What you need to do:
Extract and list every line that contains the word "Domingo".

Provided data:
• • • •
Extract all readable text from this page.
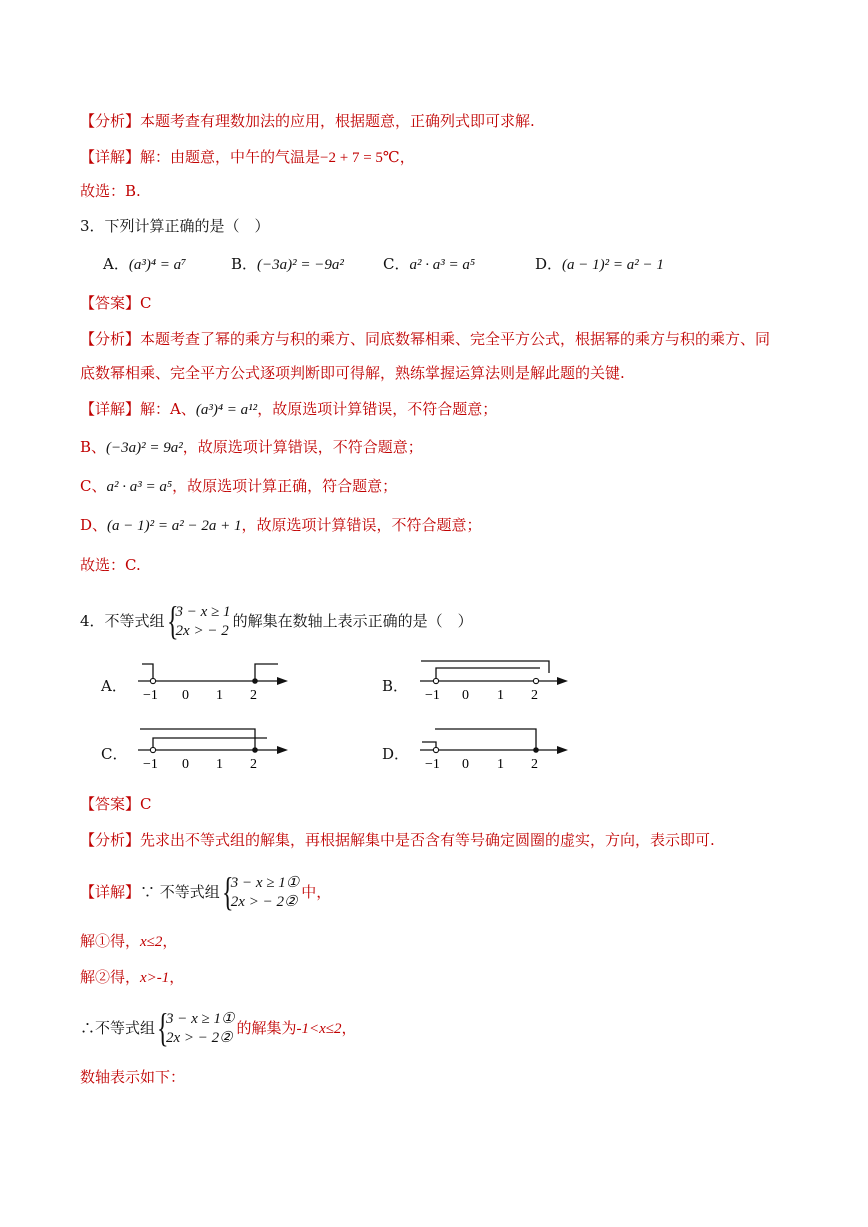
【分析】本题考查有理数加法的应用，根据题意，正确列式即可求解.
【详解】解：由题意，中午的气温是−2 + 7 = 5℃，
故选：B.
3．下列计算正确的是（　）
A．(a³)⁴ = a⁷	B．(−3a)² = −9a²	C．a² · a³ = a⁵	D．(a − 1)² = a² − 1
【答案】C
【分析】本题考查了幂的乘方与积的乘方、同底数幂相乘、完全平方公式，根据幂的乘方与积的乘方、同
底数幂相乘、完全平方公式逐项判断即可得解，熟练掌握运算法则是解此题的关键.
【详解】解：A、(a³)⁴ = a¹²，故原选项计算错误，不符合题意；
B、(−3a)² = 9a²，故原选项计算错误，不符合题意；
C、a² · a³ = a⁵，故原选项计算正确，符合题意；
D、(a − 1)² = a² − 2a + 1，故原选项计算错误，不符合题意；
故选：C.
4．不等式组 {
3 − x ≥ 1
2x > − 2
的解集在数轴上表示正确的是（　）
A．
−1 0 1 2
B．
−1 0 1 2
C．
−1 0 1 2
D．
−1 0 1 2
【答案】C
【分析】先求出不等式组的解集，再根据解集中是否含有等号确定圆圈的虚实，方向，表示即可.
【详解】∵ 不等式组 {
3 − x ≥ 1①
2x > − 2②
中，
解①得，x≤2，
解②得，x>-1，
∴不等式组 {
3 − x ≥ 1①
2x > − 2②
的解集为-1<x≤2，
数轴表示如下：
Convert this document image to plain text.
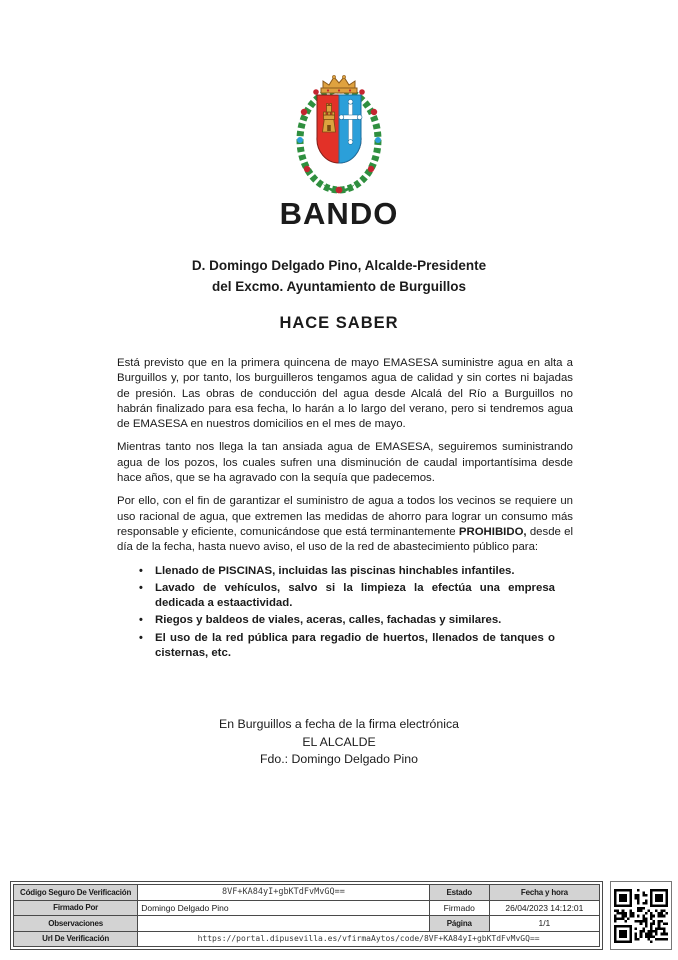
BANDO
D. Domingo Delgado Pino, Alcalde-Presidente
del Excmo. Ayuntamiento de Burguillos
HACE SABER

Está previsto que en la primera quincena de mayo EMASESA suministre agua en alta a Burguillos y, por tanto, los burguilleros tengamos agua de calidad y sin cortes ni bajadas de presión. Las obras de conducción del agua desde Alcalá del Río a Burguillos no habrán finalizado para esa fecha, lo harán a lo largo del verano, pero si tendremos agua de EMASESA en nuestros domicilios en el mes de mayo.

Mientras tanto nos llega la tan ansiada agua de EMASESA, seguiremos suministrando agua de los pozos, los cuales sufren una disminución de caudal importantísima desde hace años, que se ha agravado con la sequía que padecemos.

Por ello, con el fin de garantizar el suministro de agua a todos los vecinos se requiere un uso racional de agua, que extremen las medidas de ahorro para lograr un consumo más responsable y eficiente, comunicándose que está terminantemente PROHIBIDO, desde el día de la fecha, hasta nuevo aviso, el uso de la red de abastecimiento público para:

• Llenado de PISCINAS, incluidas las piscinas hinchables infantiles.
• Lavado de vehículos, salvo si la limpieza la efectúa una empresa dedicada a estaactividad.
• Riegos y baldeos de viales, aceras, calles, fachadas y similares.
• El uso de la red pública para regadio de huertos, llenados de tanques o cisternas, etc.
En Burguillos a fecha de la firma electrónica
EL ALCALDE
Fdo.: Domingo Delgado Pino
Código Seguro De Verificación	8VF+KA84yI+gbKTdFvMvGQ==	Estado	Fecha y hora
Firmado Por	Domingo Delgado Pino	Firmado	26/04/2023 14:12:01
Observaciones		Página	1/1
Url De Verificación	https://portal.dipusevilla.es/vfirmaAytos/code/8VF+KA84yI+gbKTdFvMvGQ==		
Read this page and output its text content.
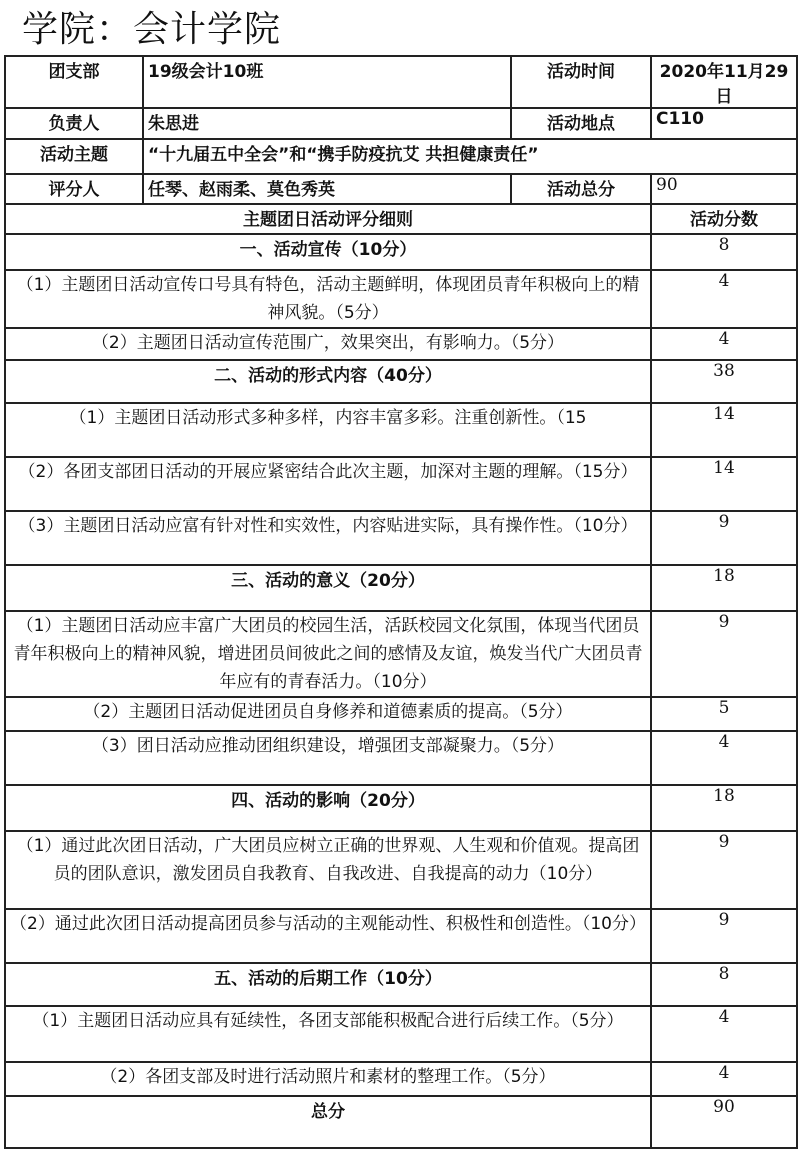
学院：会计学院
团支部	19级会计10班	活动时间	2020年11月29日
负责人	朱思进	活动地点	C110
活动主题	“十九届五中全会”和“携手防疫抗艾 共担健康责任”		
评分人	任琴、赵雨柔、莫色秀英	活动总分	90
主题团日活动评分细则			活动分数
一、活动宣传（10分）			8
（1）主题团日活动宣传口号具有特色，活动主题鲜明，体现团员青年积极向上的精神风貌。（5分）			4
（2）主题团日活动宣传范围广，效果突出，有影响力。（5分）			4
二、活动的形式内容（40分）			38
（1）主题团日活动形式多种多样，内容丰富多彩。注重创新性。（15			14
（2）各团支部团日活动的开展应紧密结合此次主题，加深对主题的理解。（15分）			14
（3）主题团日活动应富有针对性和实效性，内容贴进实际，具有操作性。（10分）			9
三、活动的意义（20分）			18
（1）主题团日活动应丰富广大团员的校园生活，活跃校园文化氛围，体现当代团员青年积极向上的精神风貌，增进团员间彼此之间的感情及友谊，焕发当代广大团员青年应有的青春活力。（10分）			9
（2）主题团日活动促进团员自身修养和道德素质的提高。（5分）			5
（3）团日活动应推动团组织建设，增强团支部凝聚力。（5分）			4
四、活动的影响（20分）			18
（1）通过此次团日活动，广大团员应树立正确的世界观、人生观和价值观。提高团员的团队意识，激发团员自我教育、自我改进、自我提高的动力（10分）			9
（2）通过此次团日活动提高团员参与活动的主观能动性、积极性和创造性。（10分）			9
五、活动的后期工作（10分）			8
（1）主题团日活动应具有延续性，各团支部能积极配合进行后续工作。（5分）			4
（2）各团支部及时进行活动照片和素材的整理工作。（5分）			4
总分			90
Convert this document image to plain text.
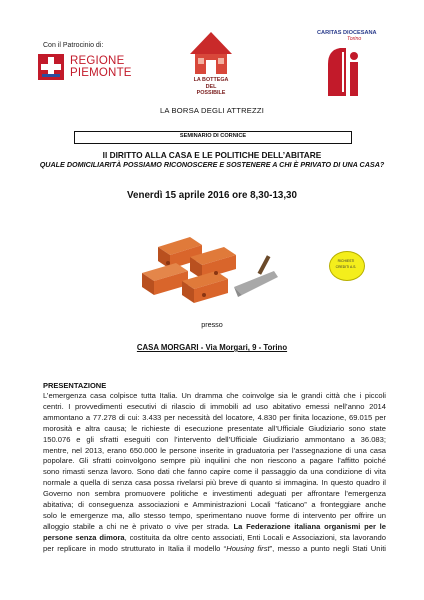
Con il Patrocinio di:
REGIONE
PIEMONTE
LA BOTTEGA
DEL
POSSIBILE
CARITAS DIOCESANA
Torino
LA BORSA DEGLI ATTREZZI
SEMINARIO DI CORNICE
Il DIRITTO ALLA CASA E LE POLITICHE DELL’ABITARE
QUALE DOMICILIARITÀ POSSIAMO RICONOSCERE E SOSTENERE A CHI È PRIVATO DI UNA CASA?
Venerdì 15 aprile 2016 ore 8,30-13,30
RICHIESTI
CREDITI A.S.
presso
CASA MORGARI - Via Morgari, 9 - Torino
PRESENTAZIONE
L’emergenza casa colpisce tutta Italia. Un dramma che coinvolge sia le grandi città che i piccoli
centri. I provvedimenti esecutivi di rilascio di immobili ad uso abitativo emessi nell’anno 2014
ammontano a 77.278 di cui: 3.433 per necessità del locatore, 4.830 per finita locazione, 69.015 per
morosità e altra causa; le richieste di esecuzione presentate all’Ufficiale Giudiziario sono state
150.076 e gli sfratti eseguiti con l’intervento dell’Ufficiale Giudiziario ammontano a 36.083;
mentre, nel 2013, erano 650.000 le persone inserite in graduatoria per l’assegnazione di una casa
popolare. Gli sfratti coinvolgono sempre più inquilini che non riescono a pagare l’affitto poiché
sono rimasti senza lavoro. Sono dati che fanno capire come il passaggio da una condizione di vita
normale a quella di senza casa possa rivelarsi più breve di quanto si immagina. In questo quadro il
Governo non sembra promuovere politiche e investimenti adeguati per affrontare l’emergenza
abitativa; di conseguenza associazioni e Amministrazioni Locali “faticano” a fronteggiare anche
solo le emergenze ma, allo stesso tempo, sperimentano nuove forme di intervento per offrire un
alloggio stabile a chi ne è privato o vive per strada. La Federazione italiana organismi per le
persone senza dimora, costituita da oltre cento associati, Enti Locali e Associazioni, sta lavorando
per replicare in modo strutturato in Italia il modello “Housing first”, messo a punto negli Stati Uniti
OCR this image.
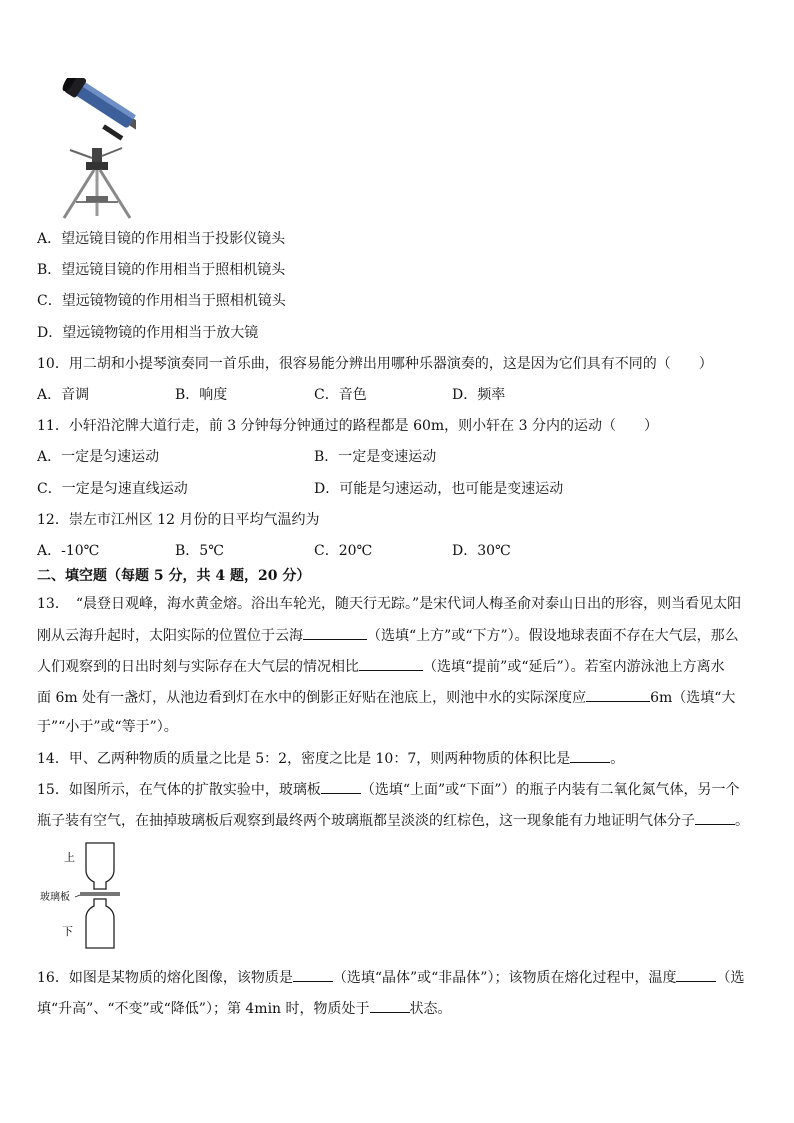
A．望远镜目镜的作用相当于投影仪镜头
B．望远镜目镜的作用相当于照相机镜头
C．望远镜物镜的作用相当于照相机镜头
D．望远镜物镜的作用相当于放大镜
10．用二胡和小提琴演奏同一首乐曲，很容易能分辨出用哪种乐器演奏的，这是因为它们具有不同的（　　）
A．音调	B．响度	C．音色	D．频率
11．小轩沿沱牌大道行走，前 3 分钟每分钟通过的路程都是 60m，则小轩在 3 分内的运动（　　）
A．一定是匀速运动	B．一定是变速运动
C．一定是匀速直线运动	D．可能是匀速运动，也可能是变速运动
12．崇左市江州区 12 月份的日平均气温约为
A．-10℃	B．5℃	C．20℃	D．30℃
二、填空题（每题 5 分，共 4 题，20 分）
13．　“晨登日观峰，海水黄金熔。浴出车轮光，随天行无踪。”是宋代词人梅圣俞对泰山日出的形容，则当看见太阳
刚从云海升起时，太阳实际的位置位于云海	（选填“上方”或“下方”）。假设地球表面不存在大气层，那么
人们观察到的日出时刻与实际存在大气层的情况相比	（选填“提前”或“延后”）。若室内游泳池上方离水
面 6m 处有一盏灯，从池边看到灯在水中的倒影正好贴在池底上，则池中水的实际深度应	6m（选填“大
于”“小于”或“等于”）。
14．甲、乙两种物质的质量之比是 5：2，密度之比是 10：7，则两种物质的体积比是	。
15．如图所示，在气体的扩散实验中，玻璃板	（选填“上面”或“下面”）的瓶子内装有二氧化氮气体，另一个
瓶子装有空气，在抽掉玻璃板后观察到最终两个玻璃瓶都呈淡淡的红棕色，这一现象能有力地证明气体分子	。
上
玻璃板
下
16．如图是某物质的熔化图像，该物质是	（选填“晶体”或“非晶体”）；该物质在熔化过程中，温度	（选
填“升高”、“不变”或“降低”）；第 4min 时，物质处于	状态。
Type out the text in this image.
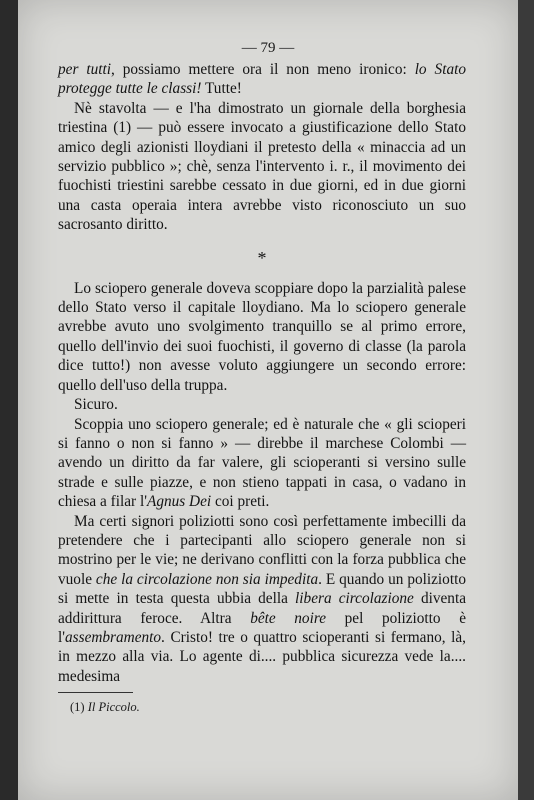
— 79 —

per tutti, possiamo mettere ora il non meno ironico: lo Stato protegge tutte le classi! Tutte!

Nè stavolta — e l'ha dimostrato un giornale della borghesia triestina (1) — può essere invocato a giustificazione dello Stato amico degli azionisti lloydiani il pretesto della « minaccia ad un servizio pubblico »; chè, senza l'intervento i. r., il movimento dei fuochisti triestini sarebbe cessato in due giorni, ed in due giorni una casta operaia intera avrebbe visto riconosciuto un suo sacrosanto diritto.

*

Lo sciopero generale doveva scoppiare dopo la parzialità palese dello Stato verso il capitale lloydiano. Ma lo sciopero generale avrebbe avuto uno svolgimento tranquillo se al primo errore, quello dell'invio dei suoi fuochisti, il governo di classe (la parola dice tutto!) non avesse voluto aggiungere un secondo errore: quello dell'uso della truppa.

Sicuro.

Scoppia uno sciopero generale; ed è naturale che « gli scioperi si fanno o non si fanno » — direbbe il marchese Colombi — avendo un diritto da far valere, gli scioperanti si versino sulle strade e sulle piazze, e non stieno tappati in casa, o vadano in chiesa a filar l'Agnus Dei coi preti.

Ma certi signori poliziotti sono così perfettamente imbecilli da pretendere che i partecipanti allo sciopero generale non si mostrino per le vie; ne derivano conflitti con la forza pubblica che vuole che la circolazione non sia impedita. E quando un poliziotto si mette in testa questa ubbia della libera circolazione diventa addirittura feroce. Altra bête noire pel poliziotto è l'assembramento. Cristo! tre o quattro scioperanti si fermano, là, in mezzo alla via. Lo agente di.... pubblica sicurezza vede la.... medesima

(1) Il Piccolo.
• • • •
Exercise response:
D. Domingo Delgado Pino, Alcalde-Presidente
Fdo.: Domingo Delgado Pino
Firmado Por	Domingo Delgado Pino	Firmado	26/04/2023 14:12:01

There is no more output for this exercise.